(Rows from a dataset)
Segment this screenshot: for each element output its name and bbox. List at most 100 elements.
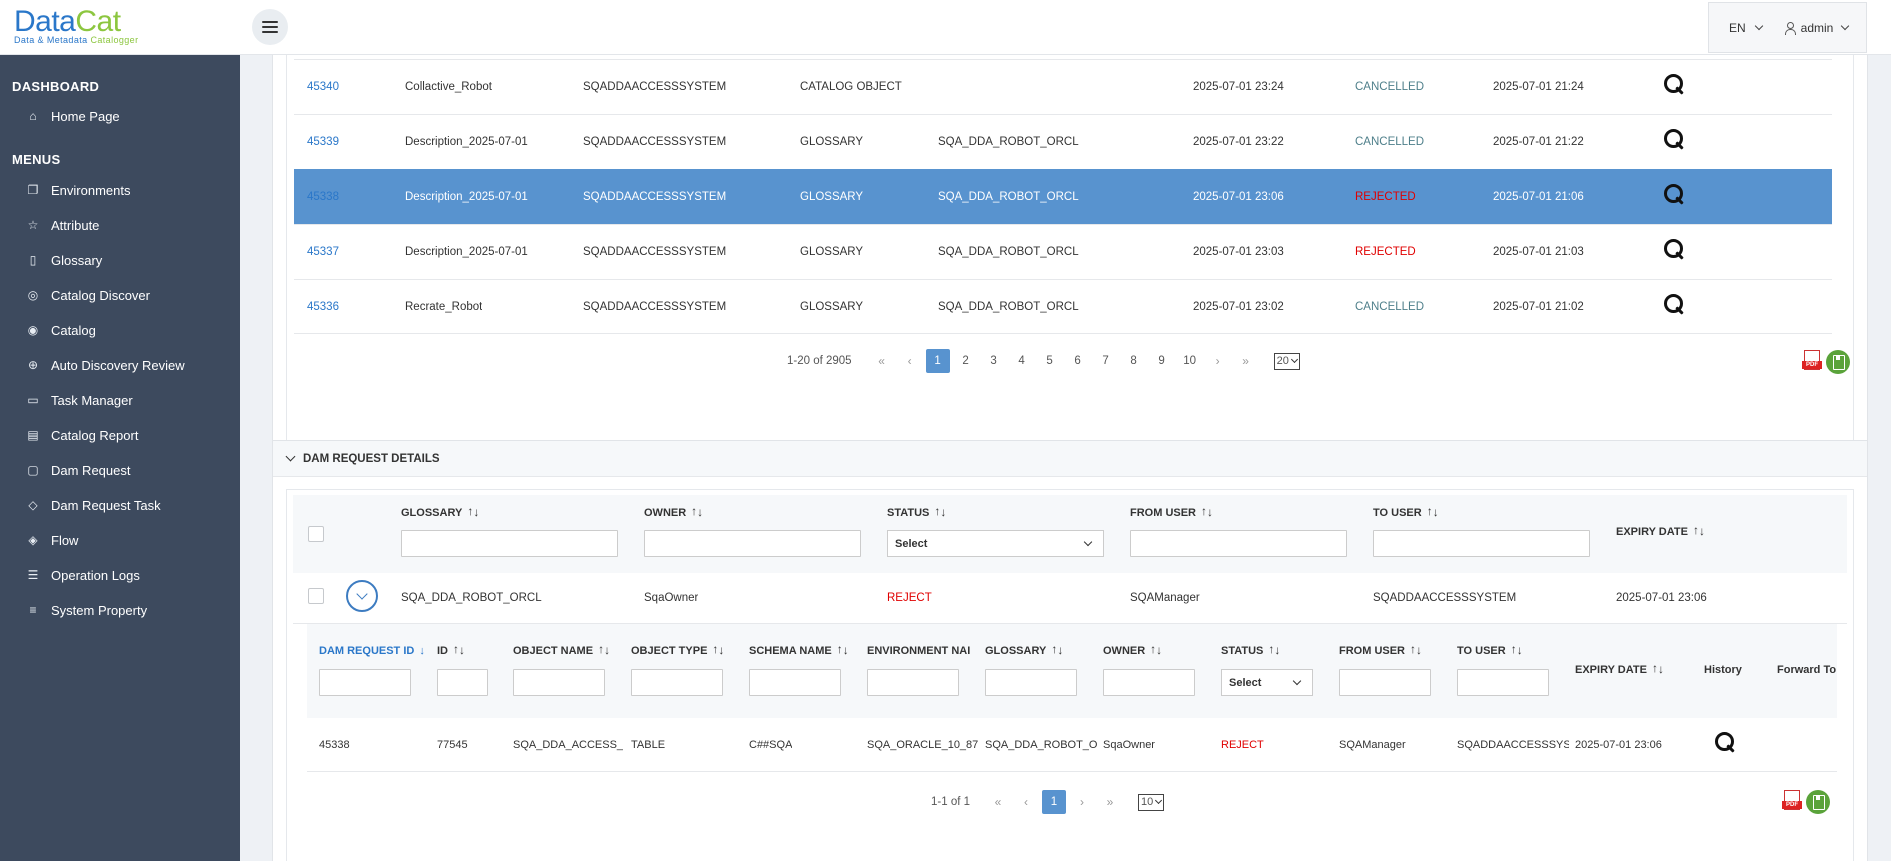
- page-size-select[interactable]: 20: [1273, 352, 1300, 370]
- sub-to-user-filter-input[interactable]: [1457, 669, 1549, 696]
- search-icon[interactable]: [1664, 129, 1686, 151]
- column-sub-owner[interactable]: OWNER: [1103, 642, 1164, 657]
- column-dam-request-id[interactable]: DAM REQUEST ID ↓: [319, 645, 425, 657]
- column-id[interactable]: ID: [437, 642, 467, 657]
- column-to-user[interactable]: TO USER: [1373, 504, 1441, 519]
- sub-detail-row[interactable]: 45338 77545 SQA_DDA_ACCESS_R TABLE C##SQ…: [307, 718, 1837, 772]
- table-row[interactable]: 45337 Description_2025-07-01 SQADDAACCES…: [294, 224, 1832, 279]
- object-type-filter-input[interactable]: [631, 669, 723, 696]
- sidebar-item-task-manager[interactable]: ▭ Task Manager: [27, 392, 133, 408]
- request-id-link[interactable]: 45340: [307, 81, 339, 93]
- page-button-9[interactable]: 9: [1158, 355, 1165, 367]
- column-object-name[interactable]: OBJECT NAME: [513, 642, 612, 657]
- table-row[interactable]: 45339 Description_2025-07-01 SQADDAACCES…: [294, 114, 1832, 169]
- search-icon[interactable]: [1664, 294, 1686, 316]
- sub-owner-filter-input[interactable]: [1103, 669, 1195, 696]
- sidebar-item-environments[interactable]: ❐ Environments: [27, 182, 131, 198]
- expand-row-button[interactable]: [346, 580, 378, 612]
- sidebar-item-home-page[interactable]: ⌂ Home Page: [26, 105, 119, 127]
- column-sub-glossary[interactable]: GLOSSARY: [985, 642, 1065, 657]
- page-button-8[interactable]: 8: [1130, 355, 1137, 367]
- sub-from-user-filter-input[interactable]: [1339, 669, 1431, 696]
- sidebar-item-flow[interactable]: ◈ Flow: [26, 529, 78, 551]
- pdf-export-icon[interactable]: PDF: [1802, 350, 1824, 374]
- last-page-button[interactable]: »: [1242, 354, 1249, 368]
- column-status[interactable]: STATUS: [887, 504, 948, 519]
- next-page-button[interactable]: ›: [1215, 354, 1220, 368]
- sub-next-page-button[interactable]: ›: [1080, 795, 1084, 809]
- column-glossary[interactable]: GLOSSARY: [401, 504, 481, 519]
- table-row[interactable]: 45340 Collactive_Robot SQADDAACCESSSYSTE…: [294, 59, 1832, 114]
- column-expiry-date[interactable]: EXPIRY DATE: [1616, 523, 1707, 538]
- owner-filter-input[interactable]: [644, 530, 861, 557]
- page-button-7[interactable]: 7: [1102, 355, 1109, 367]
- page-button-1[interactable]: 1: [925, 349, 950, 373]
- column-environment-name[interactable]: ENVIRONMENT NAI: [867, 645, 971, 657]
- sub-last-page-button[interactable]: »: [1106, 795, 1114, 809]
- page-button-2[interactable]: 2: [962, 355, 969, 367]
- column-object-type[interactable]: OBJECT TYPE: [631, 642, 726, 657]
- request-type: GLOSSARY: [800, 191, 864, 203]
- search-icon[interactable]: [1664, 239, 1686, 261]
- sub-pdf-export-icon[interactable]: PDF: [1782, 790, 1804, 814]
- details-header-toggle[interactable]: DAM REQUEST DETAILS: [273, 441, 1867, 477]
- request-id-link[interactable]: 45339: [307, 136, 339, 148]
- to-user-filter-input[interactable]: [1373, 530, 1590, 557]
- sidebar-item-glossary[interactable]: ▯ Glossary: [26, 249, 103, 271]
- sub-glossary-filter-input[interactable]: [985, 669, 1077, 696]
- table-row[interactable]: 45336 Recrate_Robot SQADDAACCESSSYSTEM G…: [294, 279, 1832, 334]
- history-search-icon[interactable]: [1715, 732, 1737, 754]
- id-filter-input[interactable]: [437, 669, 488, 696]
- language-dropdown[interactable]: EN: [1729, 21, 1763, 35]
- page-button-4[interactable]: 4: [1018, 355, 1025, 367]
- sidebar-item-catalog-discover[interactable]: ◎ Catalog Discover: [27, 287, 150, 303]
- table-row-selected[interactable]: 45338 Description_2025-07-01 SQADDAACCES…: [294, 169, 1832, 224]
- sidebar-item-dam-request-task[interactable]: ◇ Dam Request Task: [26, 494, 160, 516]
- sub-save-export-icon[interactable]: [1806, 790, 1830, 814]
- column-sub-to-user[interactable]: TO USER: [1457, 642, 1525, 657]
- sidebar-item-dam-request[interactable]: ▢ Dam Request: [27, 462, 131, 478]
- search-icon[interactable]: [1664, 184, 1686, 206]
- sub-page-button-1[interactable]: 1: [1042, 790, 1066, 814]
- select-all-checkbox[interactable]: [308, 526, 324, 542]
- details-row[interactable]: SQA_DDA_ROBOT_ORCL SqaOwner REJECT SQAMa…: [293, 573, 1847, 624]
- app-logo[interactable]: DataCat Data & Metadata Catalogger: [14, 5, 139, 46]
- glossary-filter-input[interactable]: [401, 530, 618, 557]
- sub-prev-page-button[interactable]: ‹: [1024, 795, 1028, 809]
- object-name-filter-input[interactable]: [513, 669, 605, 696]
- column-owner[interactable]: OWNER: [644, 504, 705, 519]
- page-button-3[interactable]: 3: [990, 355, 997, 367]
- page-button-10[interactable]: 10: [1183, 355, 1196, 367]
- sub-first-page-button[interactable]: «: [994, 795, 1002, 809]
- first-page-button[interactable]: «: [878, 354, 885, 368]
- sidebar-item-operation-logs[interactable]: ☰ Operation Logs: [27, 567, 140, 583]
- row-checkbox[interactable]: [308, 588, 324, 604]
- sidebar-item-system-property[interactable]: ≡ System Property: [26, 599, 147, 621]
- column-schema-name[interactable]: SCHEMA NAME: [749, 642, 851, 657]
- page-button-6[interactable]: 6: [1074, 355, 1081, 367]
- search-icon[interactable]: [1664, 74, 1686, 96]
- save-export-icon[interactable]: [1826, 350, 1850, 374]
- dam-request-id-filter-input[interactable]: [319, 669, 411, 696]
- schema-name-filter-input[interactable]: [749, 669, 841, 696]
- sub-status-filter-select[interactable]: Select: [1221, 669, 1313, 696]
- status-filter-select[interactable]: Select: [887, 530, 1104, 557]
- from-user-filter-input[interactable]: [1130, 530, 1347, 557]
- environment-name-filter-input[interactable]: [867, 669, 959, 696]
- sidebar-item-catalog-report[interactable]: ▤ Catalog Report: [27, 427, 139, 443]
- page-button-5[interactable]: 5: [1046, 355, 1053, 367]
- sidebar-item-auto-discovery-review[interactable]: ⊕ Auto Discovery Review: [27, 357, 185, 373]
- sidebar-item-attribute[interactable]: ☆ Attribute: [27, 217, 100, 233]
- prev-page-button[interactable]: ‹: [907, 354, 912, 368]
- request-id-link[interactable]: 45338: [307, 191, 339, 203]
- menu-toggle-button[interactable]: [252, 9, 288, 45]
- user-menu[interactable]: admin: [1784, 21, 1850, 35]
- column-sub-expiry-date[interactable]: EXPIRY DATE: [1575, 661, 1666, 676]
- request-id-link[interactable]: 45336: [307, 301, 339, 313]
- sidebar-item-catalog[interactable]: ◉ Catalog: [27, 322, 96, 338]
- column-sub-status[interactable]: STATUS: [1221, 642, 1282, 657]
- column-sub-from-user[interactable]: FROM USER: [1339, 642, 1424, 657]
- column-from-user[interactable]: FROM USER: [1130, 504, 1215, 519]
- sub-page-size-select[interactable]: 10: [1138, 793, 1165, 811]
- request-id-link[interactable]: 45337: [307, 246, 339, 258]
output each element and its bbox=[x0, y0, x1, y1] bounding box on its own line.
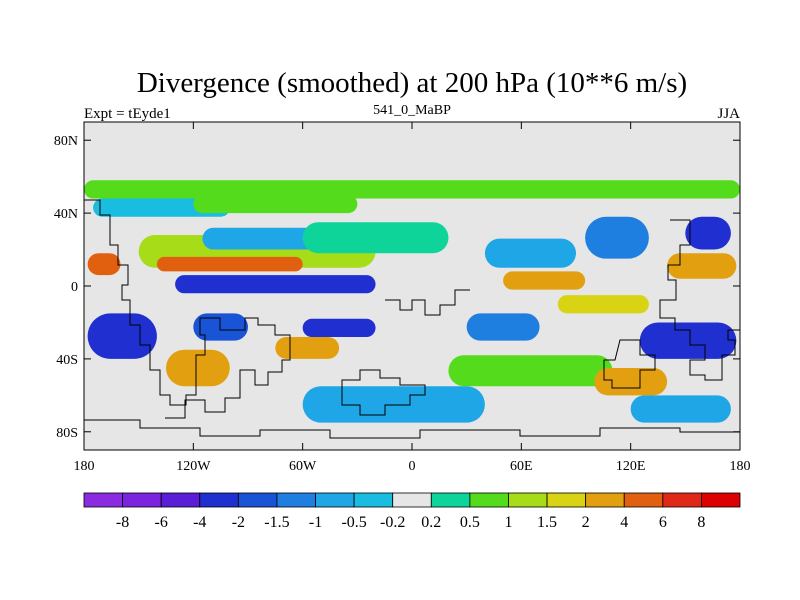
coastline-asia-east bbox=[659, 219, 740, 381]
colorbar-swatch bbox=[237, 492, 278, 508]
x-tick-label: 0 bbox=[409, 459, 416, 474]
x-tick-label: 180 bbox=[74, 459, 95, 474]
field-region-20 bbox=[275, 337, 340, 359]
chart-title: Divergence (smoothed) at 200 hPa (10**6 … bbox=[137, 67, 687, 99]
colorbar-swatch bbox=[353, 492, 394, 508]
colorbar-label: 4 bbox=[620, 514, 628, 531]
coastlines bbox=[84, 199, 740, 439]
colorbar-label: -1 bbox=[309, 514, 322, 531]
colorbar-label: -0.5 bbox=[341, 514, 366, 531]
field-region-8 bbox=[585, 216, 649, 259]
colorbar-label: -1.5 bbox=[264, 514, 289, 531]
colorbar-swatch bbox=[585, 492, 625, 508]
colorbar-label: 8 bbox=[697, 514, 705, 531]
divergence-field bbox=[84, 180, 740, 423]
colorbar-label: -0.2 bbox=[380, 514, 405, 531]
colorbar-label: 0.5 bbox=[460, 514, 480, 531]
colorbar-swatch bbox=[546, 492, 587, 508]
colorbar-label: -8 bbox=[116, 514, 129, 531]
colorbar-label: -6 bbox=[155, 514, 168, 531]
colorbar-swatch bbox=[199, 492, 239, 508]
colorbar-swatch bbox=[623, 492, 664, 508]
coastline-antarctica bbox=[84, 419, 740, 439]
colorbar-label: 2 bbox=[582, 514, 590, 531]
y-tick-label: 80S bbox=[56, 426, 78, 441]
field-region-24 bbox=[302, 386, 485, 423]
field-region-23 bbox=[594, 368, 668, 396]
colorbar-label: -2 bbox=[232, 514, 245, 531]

Work instructions
Edit the lines from the one containing "- page-size-select[interactable]: 20: [1273, 352, 1300, 370]" through the one containing "- column-glossary[interactable]: GLOSSARY: [401, 504, 481, 519]", inclusive, changing each "filter-input" to "filter-field" and leaving everything else as it is. Return only those lines.

Finished answer
- page-size-select[interactable]: 20: [1273, 352, 1300, 370]
- sub-to-user-filter-field[interactable]: [1457, 669, 1549, 696]
- search-icon[interactable]: [1664, 129, 1686, 151]
- column-sub-owner[interactable]: OWNER: [1103, 642, 1164, 657]
- column-dam-request-id[interactable]: DAM REQUEST ID ↓: [319, 645, 425, 657]
- column-id[interactable]: ID: [437, 642, 467, 657]
- column-to-user[interactable]: TO USER: [1373, 504, 1441, 519]
- sub-detail-row[interactable]: 45338 77545 SQA_DDA_ACCESS_R TABLE C##SQ…: [307, 718, 1837, 772]
- table-row[interactable]: 45337 Description_2025-07-01 SQADDAACCES…: [294, 224, 1832, 279]
- object-type-filter-field[interactable]: [631, 669, 723, 696]
- sidebar-item-task-manager[interactable]: ▭ Task Manager: [27, 392, 133, 408]
- request-id-link[interactable]: 45340: [307, 81, 339, 93]
- page-button-9[interactable]: 9: [1158, 355, 1165, 367]
- column-object-name[interactable]: OBJECT NAME: [513, 642, 612, 657]
- table-row[interactable]: 45339 Description_2025-07-01 SQADDAACCES…: [294, 114, 1832, 169]
- search-icon[interactable]: [1664, 294, 1686, 316]
- sub-owner-filter-field[interactable]: [1103, 669, 1195, 696]
- sidebar-item-environments[interactable]: ❐ Environments: [27, 182, 131, 198]
- expand-row-button[interactable]: [346, 580, 378, 612]
- sidebar-item-home-page[interactable]: ⌂ Home Page: [26, 105, 119, 127]
- column-sub-glossary[interactable]: GLOSSARY: [985, 642, 1065, 657]
- page-button-8[interactable]: 8: [1130, 355, 1137, 367]
- sub-from-user-filter-field[interactable]: [1339, 669, 1431, 696]
- sidebar-item-flow[interactable]: ◈ Flow: [26, 529, 78, 551]
- pdf-export-icon[interactable]: PDF: [1802, 350, 1824, 374]
- last-page-button[interactable]: »: [1242, 354, 1249, 368]
- column-status[interactable]: STATUS: [887, 504, 948, 519]
- next-page-button[interactable]: ›: [1215, 354, 1220, 368]
- sub-next-page-button[interactable]: ›: [1080, 795, 1084, 809]
- column-glossary[interactable]: GLOSSARY: [401, 504, 481, 519]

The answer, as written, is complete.